begin Input data

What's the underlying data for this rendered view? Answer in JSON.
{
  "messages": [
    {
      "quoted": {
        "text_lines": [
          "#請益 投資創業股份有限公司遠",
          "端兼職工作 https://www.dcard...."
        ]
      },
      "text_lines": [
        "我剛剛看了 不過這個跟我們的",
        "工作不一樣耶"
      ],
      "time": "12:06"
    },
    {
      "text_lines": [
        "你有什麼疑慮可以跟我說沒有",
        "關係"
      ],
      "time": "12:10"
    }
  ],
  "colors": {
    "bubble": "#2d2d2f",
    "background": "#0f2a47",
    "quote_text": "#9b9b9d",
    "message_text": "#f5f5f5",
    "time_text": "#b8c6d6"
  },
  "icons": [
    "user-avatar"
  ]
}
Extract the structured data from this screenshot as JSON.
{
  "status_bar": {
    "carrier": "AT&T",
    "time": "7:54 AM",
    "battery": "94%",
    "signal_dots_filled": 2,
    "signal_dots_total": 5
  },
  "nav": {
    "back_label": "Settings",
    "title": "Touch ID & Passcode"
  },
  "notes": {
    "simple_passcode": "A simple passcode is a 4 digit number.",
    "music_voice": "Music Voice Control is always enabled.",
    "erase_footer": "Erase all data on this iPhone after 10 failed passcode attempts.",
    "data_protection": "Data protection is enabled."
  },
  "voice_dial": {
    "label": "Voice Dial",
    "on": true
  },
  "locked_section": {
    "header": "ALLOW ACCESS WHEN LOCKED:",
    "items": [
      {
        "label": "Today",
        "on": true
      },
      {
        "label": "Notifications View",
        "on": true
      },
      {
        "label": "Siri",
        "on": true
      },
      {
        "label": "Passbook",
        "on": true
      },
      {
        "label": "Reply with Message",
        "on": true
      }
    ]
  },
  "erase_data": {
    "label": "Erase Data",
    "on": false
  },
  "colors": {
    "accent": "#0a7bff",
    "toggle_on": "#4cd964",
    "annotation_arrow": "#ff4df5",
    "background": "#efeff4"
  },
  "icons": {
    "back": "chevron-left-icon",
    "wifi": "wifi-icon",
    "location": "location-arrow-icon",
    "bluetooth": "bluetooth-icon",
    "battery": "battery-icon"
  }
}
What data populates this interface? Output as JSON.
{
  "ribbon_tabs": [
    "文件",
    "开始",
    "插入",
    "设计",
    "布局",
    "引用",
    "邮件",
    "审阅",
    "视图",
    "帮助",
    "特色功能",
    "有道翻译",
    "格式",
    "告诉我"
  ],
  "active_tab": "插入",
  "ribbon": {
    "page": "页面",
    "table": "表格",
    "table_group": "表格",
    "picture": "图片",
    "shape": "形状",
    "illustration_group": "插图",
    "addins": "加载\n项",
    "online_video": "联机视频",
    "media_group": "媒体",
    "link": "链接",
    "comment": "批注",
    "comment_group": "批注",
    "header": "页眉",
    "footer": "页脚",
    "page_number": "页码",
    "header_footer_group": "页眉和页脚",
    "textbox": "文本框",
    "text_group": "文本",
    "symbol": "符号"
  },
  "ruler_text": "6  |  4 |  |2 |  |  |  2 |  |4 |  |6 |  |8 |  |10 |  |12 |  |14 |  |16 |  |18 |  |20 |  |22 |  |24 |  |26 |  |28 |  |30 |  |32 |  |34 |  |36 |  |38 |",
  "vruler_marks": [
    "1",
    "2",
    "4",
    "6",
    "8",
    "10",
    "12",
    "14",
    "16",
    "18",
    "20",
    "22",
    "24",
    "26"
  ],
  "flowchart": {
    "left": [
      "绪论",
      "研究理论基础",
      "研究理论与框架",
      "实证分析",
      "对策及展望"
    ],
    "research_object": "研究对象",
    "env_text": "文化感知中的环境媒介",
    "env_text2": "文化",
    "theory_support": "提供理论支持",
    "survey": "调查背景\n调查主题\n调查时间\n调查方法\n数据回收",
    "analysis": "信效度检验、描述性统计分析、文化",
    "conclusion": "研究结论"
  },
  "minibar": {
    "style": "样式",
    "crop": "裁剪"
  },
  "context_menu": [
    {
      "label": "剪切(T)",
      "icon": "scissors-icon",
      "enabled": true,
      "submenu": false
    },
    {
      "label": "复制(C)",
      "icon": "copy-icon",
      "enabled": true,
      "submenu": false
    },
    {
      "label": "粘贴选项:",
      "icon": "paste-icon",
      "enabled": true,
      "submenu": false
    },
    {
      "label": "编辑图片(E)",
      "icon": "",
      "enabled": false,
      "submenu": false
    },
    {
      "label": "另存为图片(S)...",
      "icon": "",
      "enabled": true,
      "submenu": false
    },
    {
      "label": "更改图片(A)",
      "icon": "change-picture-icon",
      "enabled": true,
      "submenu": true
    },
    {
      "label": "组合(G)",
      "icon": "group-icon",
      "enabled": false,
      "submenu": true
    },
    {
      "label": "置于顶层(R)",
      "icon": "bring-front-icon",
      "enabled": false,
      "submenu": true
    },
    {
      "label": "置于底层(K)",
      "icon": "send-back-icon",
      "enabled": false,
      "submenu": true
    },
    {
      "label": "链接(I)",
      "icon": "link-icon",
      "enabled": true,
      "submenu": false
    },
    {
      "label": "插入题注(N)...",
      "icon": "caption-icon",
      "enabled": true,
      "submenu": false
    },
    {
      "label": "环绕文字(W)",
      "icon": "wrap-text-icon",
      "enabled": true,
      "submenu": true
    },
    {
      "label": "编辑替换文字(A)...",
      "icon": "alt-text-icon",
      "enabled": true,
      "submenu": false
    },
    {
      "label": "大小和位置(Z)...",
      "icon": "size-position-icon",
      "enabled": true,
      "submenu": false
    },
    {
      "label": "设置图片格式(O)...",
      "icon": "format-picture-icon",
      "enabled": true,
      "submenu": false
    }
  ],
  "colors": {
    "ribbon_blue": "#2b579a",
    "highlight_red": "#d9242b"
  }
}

end Input data

The records above should be restated word for word, please.

What's the underlying data for this rendered view? Answer in JSON.
{
  "messages": [
    {
      "quoted": {
        "text_lines": [
          "#請益 投資創業股份有限公司遠",
          "端兼職工作 https://www.dcard...."
        ]
      },
      "text_lines": [
        "我剛剛看了 不過這個跟我們的",
        "工作不一樣耶"
      ],
      "time": "12:06"
    },
    {
      "text_lines": [
        "你有什麼疑慮可以跟我說沒有",
        "關係"
      ],
      "time": "12:10"
    }
  ],
  "colors": {
    "bubble": "#2d2d2f",
    "background": "#0f2a47",
    "quote_text": "#9b9b9d",
    "message_text": "#f5f5f5",
    "time_text": "#b8c6d6"
  },
  "icons": [
    "user-avatar"
  ]
}
Extract the structured data from this screenshot as JSON.
{
  "status_bar": {
    "carrier": "AT&T",
    "time": "7:54 AM",
    "battery": "94%",
    "signal_dots_filled": 2,
    "signal_dots_total": 5
  },
  "nav": {
    "back_label": "Settings",
    "title": "Touch ID & Passcode"
  },
  "notes": {
    "simple_passcode": "A simple passcode is a 4 digit number.",
    "music_voice": "Music Voice Control is always enabled.",
    "erase_footer": "Erase all data on this iPhone after 10 failed passcode attempts.",
    "data_protection": "Data protection is enabled."
  },
  "voice_dial": {
    "label": "Voice Dial",
    "on": true
  },
  "locked_section": {
    "header": "ALLOW ACCESS WHEN LOCKED:",
    "items": [
      {
        "label": "Today",
        "on": true
      },
      {
        "label": "Notifications View",
        "on": true
      },
      {
        "label": "Siri",
        "on": true
      },
      {
        "label": "Passbook",
        "on": true
      },
      {
        "label": "Reply with Message",
        "on": true
      }
    ]
  },
  "erase_data": {
    "label": "Erase Data",
    "on": false
  },
  "colors": {
    "accent": "#0a7bff",
    "toggle_on": "#4cd964",
    "annotation_arrow": "#ff4df5",
    "background": "#efeff4"
  },
  "icons": {
    "back": "chevron-left-icon",
    "wifi": "wifi-icon",
    "location": "location-arrow-icon",
    "bluetooth": "bluetooth-icon",
    "battery": "battery-icon"
  }
}
What data populates this interface? Output as JSON.
{
  "ribbon_tabs": [
    "文件",
    "开始",
    "插入",
    "设计",
    "布局",
    "引用",
    "邮件",
    "审阅",
    "视图",
    "帮助",
    "特色功能",
    "有道翻译",
    "格式",
    "告诉我"
  ],
  "active_tab": "插入",
  "ribbon": {
    "page": "页面",
    "table": "表格",
    "table_group": "表格",
    "picture": "图片",
    "shape": "形状",
    "illustration_group": "插图",
    "addins": "加载\n项",
    "online_video": "联机视频",
    "media_group": "媒体",
    "link": "链接",
    "comment": "批注",
    "comment_group": "批注",
    "header": "页眉",
    "footer": "页脚",
    "page_number": "页码",
    "header_footer_group": "页眉和页脚",
    "textbox": "文本框",
    "text_group": "文本",
    "symbol": "符号"
  },
  "ruler_text": "6  |  4 |  |2 |  |  |  2 |  |4 |  |6 |  |8 |  |10 |  |12 |  |14 |  |16 |  |18 |  |20 |  |22 |  |24 |  |26 |  |28 |  |30 |  |32 |  |34 |  |36 |  |38 |",
  "vruler_marks": [
    "1",
    "2",
    "4",
    "6",
    "8",
    "10",
    "12",
    "14",
    "16",
    "18",
    "20",
    "22",
    "24",
    "26"
  ],
  "flowchart": {
    "left": [
      "绪论",
      "研究理论基础",
      "研究理论与框架",
      "实证分析",
      "对策及展望"
    ],
    "research_object": "研究对象",
    "env_text": "文化感知中的环境媒介",
    "env_text2": "文化",
    "theory_support": "提供理论支持",
    "survey": "调查背景\n调查主题\n调查时间\n调查方法\n数据回收",
    "analysis": "信效度检验、描述性统计分析、文化",
    "conclusion": "研究结论"
  },
  "minibar": {
    "style": "样式",
    "crop": "裁剪"
  },
  "context_menu": [
    {
      "label": "剪切(T)",
      "icon": "scissors-icon",
      "enabled": true,
      "submenu": false
    },
    {
      "label": "复制(C)",
      "icon": "copy-icon",
      "enabled": true,
      "submenu": false
    },
    {
      "label": "粘贴选项:",
      "icon": "paste-icon",
      "enabled": true,
      "submenu": false
    },
    {
      "label": "编辑图片(E)",
      "icon": "",
      "enabled": false,
      "submenu": false
    },
    {
      "label": "另存为图片(S)...",
      "icon": "",
      "enabled": true,
      "submenu": false
    },
    {
      "label": "更改图片(A)",
      "icon": "change-picture-icon",
      "enabled": true,
      "submenu": true
    },
    {
      "label": "组合(G)",
      "icon": "group-icon",
      "enabled": false,
      "submenu": true
    },
    {
      "label": "置于顶层(R)",
      "icon": "bring-front-icon",
      "enabled": false,
      "submenu": true
    },
    {
      "label": "置于底层(K)",
      "icon": "send-back-icon",
      "enabled": false,
      "submenu": true
    },
    {
      "label": "链接(I)",
      "icon": "link-icon",
      "enabled": true,
      "submenu": false
    },
    {
      "label": "插入题注(N)...",
      "icon": "caption-icon",
      "enabled": true,
      "submenu": false
    },
    {
      "label": "环绕文字(W)",
      "icon": "wrap-text-icon",
      "enabled": true,
      "submenu": true
    },
    {
      "label": "编辑替换文字(A)...",
      "icon": "alt-text-icon",
      "enabled": true,
      "submenu": false
    },
    {
      "label": "大小和位置(Z)...",
      "icon": "size-position-icon",
      "enabled": true,
      "submenu": false
    },
    {
      "label": "设置图片格式(O)...",
      "icon": "format-picture-icon",
      "enabled": true,
      "submenu": false
    }
  ],
  "colors": {
    "ribbon_blue": "#2b579a",
    "highlight_red": "#d9242b"
  }
}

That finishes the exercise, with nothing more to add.